- Work item
Please print each of the entries below exactly.

*** Opening of Source data ***

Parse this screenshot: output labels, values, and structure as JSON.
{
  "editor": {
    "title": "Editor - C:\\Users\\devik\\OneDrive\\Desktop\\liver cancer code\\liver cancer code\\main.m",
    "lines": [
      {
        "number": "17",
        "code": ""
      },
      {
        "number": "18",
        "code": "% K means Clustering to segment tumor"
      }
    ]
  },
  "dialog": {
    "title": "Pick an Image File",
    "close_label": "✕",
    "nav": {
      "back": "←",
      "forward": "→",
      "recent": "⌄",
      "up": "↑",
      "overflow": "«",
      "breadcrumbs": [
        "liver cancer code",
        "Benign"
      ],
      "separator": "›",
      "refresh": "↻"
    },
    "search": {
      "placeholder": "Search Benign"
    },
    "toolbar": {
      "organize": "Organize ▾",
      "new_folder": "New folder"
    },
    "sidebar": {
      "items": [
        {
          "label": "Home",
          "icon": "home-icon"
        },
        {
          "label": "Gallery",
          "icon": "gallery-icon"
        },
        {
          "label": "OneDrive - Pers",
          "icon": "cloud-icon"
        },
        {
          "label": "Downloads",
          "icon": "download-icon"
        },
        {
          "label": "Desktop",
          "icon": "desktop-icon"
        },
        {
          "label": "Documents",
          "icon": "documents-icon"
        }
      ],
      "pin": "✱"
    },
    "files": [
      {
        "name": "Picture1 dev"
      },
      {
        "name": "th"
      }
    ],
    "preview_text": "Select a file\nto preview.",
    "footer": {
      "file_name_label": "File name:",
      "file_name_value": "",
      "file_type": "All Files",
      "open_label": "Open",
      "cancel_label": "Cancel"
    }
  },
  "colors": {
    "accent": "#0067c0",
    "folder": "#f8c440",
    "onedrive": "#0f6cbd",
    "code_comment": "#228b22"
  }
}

*** Close of Source data ***

- Written solution
Parse this screenshot: output labels, values, and structure as JSON.
{
  "editor": {
    "title": "Editor - C:\\Users\\devik\\OneDrive\\Desktop\\liver cancer code\\liver cancer code\\main.m",
    "lines": [
      {
        "number": "17",
        "code": ""
      },
      {
        "number": "18",
        "code": "% K means Clustering to segment tumor"
      }
    ]
  },
  "dialog": {
    "title": "Pick an Image File",
    "close_label": "✕",
    "nav": {
      "back": "←",
      "forward": "→",
      "recent": "⌄",
      "up": "↑",
      "overflow": "«",
      "breadcrumbs": [
        "liver cancer code",
        "Benign"
      ],
      "separator": "›",
      "refresh": "↻"
    },
    "search": {
      "placeholder": "Search Benign"
    },
    "toolbar": {
      "organize": "Organize ▾",
      "new_folder": "New folder"
    },
    "sidebar": {
      "items": [
        {
          "label": "Home",
          "icon": "home-icon"
        },
        {
          "label": "Gallery",
          "icon": "gallery-icon"
        },
        {
          "label": "OneDrive - Pers",
          "icon": "cloud-icon"
        },
        {
          "label": "Downloads",
          "icon": "download-icon"
        },
        {
          "label": "Desktop",
          "icon": "desktop-icon"
        },
        {
          "label": "Documents",
          "icon": "documents-icon"
        }
      ],
      "pin": "✱"
    },
    "files": [
      {
        "name": "Picture1 dev"
      },
      {
        "name": "th"
      }
    ],
    "preview_text": "Select a file\nto preview.",
    "footer": {
      "file_name_label": "File name:",
      "file_name_value": "",
      "file_type": "All Files",
      "open_label": "Open",
      "cancel_label": "Cancel"
    }
  },
  "colors": {
    "accent": "#0067c0",
    "folder": "#f8c440",
    "onedrive": "#0f6cbd",
    "code_comment": "#228b22"
  }
}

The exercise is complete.